--- Begin Record extracts ---
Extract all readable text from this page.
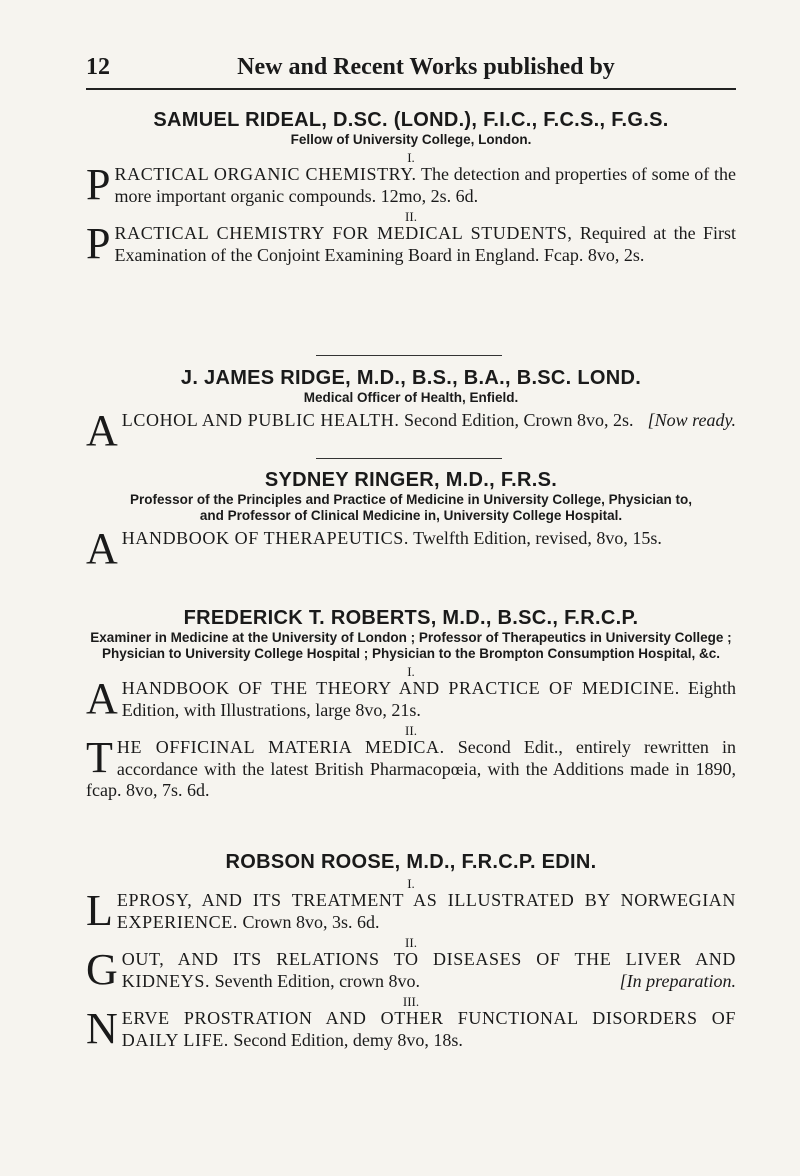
12	New and Recent Works published by
SAMUEL RIDEAL, D.SC. (LOND.), F.I.C., F.C.S., F.G.S.
Fellow of University College, London.
I.
PRACTICAL ORGANIC CHEMISTRY. The detection and properties of some of the more important organic compounds. 12mo, 2s. 6d.
II.
PRACTICAL CHEMISTRY FOR MEDICAL STUDENTS, Required at the First Examination of the Conjoint Examining Board in England. Fcap. 8vo, 2s.
J. JAMES RIDGE, M.D., B.S., B.A., B.SC. LOND.
Medical Officer of Health, Enfield.
ALCOHOL AND PUBLIC HEALTH. Second Edition, Crown 8vo, 2s. [Now ready.
SYDNEY RINGER, M.D., F.R.S.
Professor of the Principles and Practice of Medicine in University College, Physician to, and Professor of Clinical Medicine in, University College Hospital.
A HANDBOOK OF THERAPEUTICS. Twelfth Edition, revised, 8vo, 15s.
FREDERICK T. ROBERTS, M.D., B.SC., F.R.C.P.
Examiner in Medicine at the University of London ; Professor of Therapeutics in University College ; Physician to University College Hospital ; Physician to the Brompton Consumption Hospital, &c.
I.
A HANDBOOK OF THE THEORY AND PRACTICE OF MEDICINE. Eighth Edition, with Illustrations, large 8vo, 21s.
II.
THE OFFICINAL MATERIA MEDICA. Second Edit., entirely rewritten in accordance with the latest British Pharmacopœia, with the Additions made in 1890, fcap. 8vo, 7s. 6d.
ROBSON ROOSE, M.D., F.R.C.P. EDIN.
I.
LEPROSY, AND ITS TREATMENT AS ILLUSTRATED BY NORWEGIAN EXPERIENCE. Crown 8vo, 3s. 6d.
II.
GOUT, AND ITS RELATIONS TO DISEASES OF THE LIVER AND KIDNEYS. Seventh Edition, crown 8vo.	[In preparation.
III.
NERVE PROSTRATION AND OTHER FUNCTIONAL DISORDERS OF DAILY LIFE. Second Edition, demy 8vo, 18s.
--- End Record extracts ---
## [Problem to work on]
Above are the records; reproduce them exactly and leave out the pictures.

## [Solved exercise]
Extract all readable text from this page.
12	New and Recent Works published by
SAMUEL RIDEAL, D.SC. (LOND.), F.I.C., F.C.S., F.G.S.
Fellow of University College, London.
I.
PRACTICAL ORGANIC CHEMISTRY. The detection and properties of some of the more important organic compounds. 12mo, 2s. 6d.
II.
PRACTICAL CHEMISTRY FOR MEDICAL STUDENTS, Required at the First Examination of the Conjoint Examining Board in England. Fcap. 8vo, 2s.
J. JAMES RIDGE, M.D., B.S., B.A., B.SC. LOND.
Medical Officer of Health, Enfield.
ALCOHOL AND PUBLIC HEALTH. Second Edition, Crown 8vo, 2s. [Now ready.
SYDNEY RINGER, M.D., F.R.S.
Professor of the Principles and Practice of Medicine in University College, Physician to, and Professor of Clinical Medicine in, University College Hospital.
A HANDBOOK OF THERAPEUTICS. Twelfth Edition, revised, 8vo, 15s.
FREDERICK T. ROBERTS, M.D., B.SC., F.R.C.P.
Examiner in Medicine at the University of London ; Professor of Therapeutics in University College ; Physician to University College Hospital ; Physician to the Brompton Consumption Hospital, &c.
I.
A HANDBOOK OF THE THEORY AND PRACTICE OF MEDICINE. Eighth Edition, with Illustrations, large 8vo, 21s.
II.
THE OFFICINAL MATERIA MEDICA. Second Edit., entirely rewritten in accordance with the latest British Pharmacopœia, with the Additions made in 1890, fcap. 8vo, 7s. 6d.
ROBSON ROOSE, M.D., F.R.C.P. EDIN.
I.
LEPROSY, AND ITS TREATMENT AS ILLUSTRATED BY NORWEGIAN EXPERIENCE. Crown 8vo, 3s. 6d.
II.
GOUT, AND ITS RELATIONS TO DISEASES OF THE LIVER AND KIDNEYS. Seventh Edition, crown 8vo.	[In preparation.
III.
NERVE PROSTRATION AND OTHER FUNCTIONAL DISORDERS OF DAILY LIFE. Second Edition, demy 8vo, 18s.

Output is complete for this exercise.